▸ Selected passage
○ ○ ○ ○ ○

Lochloosa Lake (WBID 2738A) was initially verified as impaired during the Cycle 1 assessment (verified period January 1, 1995–June 30, 2002) due to excessive nutrients
because the TSI threshold of 60 was exceeded using the methodology in the IWR (Chapter 62-303, F.A.C.). As a result, the lake was included on the Cycle 1 Verified
List of impaired waters for the Ocklawaha Basin that was adopted by Secretarial Order on August 22, 2002 (amended March 11, 2003). During the Cycle 2 assessment
(verified period January 1, 2000–June 30, 2007), the impairment for nutrients was documented as continuing, as the TSI threshold of 60 was exceeded. The Cycle 3
assessment (verified period January 1, 2005–June 30, 2012) reaffirmed the impairment based on an exceedance of the TSI threshold of 60.
Cross Creek (WBID 2754) was verified as impaired during the Cycle 1 assessment for
nutrients based on exceedance of the stream chlorophyll threshold of 20 µg/L. The impairment for nutrients was reaffirmed in the Cycle 2 assessment. There were
insufficient chlorophyll a data to assess in Cycle 3.
Cross Creek was also verified as impaired for DO in the Cycle 1 assessment. The DO impairment was reaffirmed in the Cycle 2 and Cycle 3 assessments.
Based on an analysis of the data from 2000 to 2013 in IWR Database Run 49, the results indicate that Lochloosa Lake would not attain the generally applicable lake
NNC for chlorophyll a, TN, and TP, and thus remains impaired for nutrients. There are insufficient chlorophyll a, TN, or TP data for Cross Creek since 2010 to assess Cross Creek under the stream nutrient standard. Section 2.2 of this report contains a more
detailed discussion of the impairment assessment history of Lochloosa Lake and Cross Creek.

○ ○ ○ ○ ○

▸ Extracted information
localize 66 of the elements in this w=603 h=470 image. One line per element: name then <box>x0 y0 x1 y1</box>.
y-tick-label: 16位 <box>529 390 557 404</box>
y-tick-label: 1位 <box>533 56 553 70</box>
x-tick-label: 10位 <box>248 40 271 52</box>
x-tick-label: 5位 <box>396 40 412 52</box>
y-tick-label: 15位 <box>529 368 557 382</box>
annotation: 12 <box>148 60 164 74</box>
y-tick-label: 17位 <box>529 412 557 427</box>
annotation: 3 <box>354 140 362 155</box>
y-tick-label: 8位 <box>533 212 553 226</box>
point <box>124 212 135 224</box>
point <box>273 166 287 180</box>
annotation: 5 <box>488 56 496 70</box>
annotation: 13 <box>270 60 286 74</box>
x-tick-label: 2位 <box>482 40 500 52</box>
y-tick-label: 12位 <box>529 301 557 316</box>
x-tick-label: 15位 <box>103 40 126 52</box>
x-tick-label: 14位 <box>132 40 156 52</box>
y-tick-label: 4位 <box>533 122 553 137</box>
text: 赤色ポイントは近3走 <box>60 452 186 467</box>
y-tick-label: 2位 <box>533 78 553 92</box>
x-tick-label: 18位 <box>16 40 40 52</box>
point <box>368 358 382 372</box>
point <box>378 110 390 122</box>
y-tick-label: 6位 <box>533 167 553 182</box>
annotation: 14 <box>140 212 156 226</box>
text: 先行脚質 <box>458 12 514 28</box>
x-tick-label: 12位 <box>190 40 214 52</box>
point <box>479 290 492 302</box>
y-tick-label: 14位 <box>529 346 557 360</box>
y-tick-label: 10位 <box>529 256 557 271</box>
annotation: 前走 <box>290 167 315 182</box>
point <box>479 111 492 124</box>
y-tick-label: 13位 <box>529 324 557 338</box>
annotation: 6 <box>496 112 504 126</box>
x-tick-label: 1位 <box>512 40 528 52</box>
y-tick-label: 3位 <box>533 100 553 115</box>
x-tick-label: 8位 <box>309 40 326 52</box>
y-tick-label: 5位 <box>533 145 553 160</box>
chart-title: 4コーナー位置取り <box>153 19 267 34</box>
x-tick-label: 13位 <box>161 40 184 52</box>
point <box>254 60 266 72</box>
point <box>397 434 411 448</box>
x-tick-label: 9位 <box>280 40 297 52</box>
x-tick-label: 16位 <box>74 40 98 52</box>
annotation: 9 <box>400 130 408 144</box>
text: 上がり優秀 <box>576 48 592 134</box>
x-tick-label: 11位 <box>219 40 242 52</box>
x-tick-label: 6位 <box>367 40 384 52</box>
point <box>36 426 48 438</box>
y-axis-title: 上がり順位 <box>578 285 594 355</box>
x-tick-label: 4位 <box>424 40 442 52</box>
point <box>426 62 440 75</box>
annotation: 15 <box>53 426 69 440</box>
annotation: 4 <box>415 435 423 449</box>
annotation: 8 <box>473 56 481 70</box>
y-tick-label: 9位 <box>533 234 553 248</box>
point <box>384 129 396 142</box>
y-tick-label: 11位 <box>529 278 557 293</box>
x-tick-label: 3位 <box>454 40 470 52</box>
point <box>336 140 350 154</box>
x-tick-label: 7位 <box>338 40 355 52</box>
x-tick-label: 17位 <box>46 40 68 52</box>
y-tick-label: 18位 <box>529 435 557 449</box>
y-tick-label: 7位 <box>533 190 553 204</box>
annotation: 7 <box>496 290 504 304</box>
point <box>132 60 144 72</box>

○ ○ ○ ○ ○

Rewrite the Lochloosa Lake passage starting at "Based on an analysis" and ending at "and Cross Creek.", and switch "IWR Database Run 49" to "IWR Database Run 50". Rely on the text alone, not the material.

▸ Solution to this exercise
Based on an analysis of the data from 2000 to 2013 in IWR Database Run 50, the results indicate that Lochloosa Lake would not attain the generally applicable lake
NNC for chlorophyll a, TN, and TP, and thus remains impaired for nutrients. There are insufficient chlorophyll a, TN, or TP data for Cross Creek since 2010 to assess Cross Creek under the stream nutrient standard. Section 2.2 of this report contains a more
detailed discussion of the impairment assessment history of Lochloosa Lake and Cross Creek.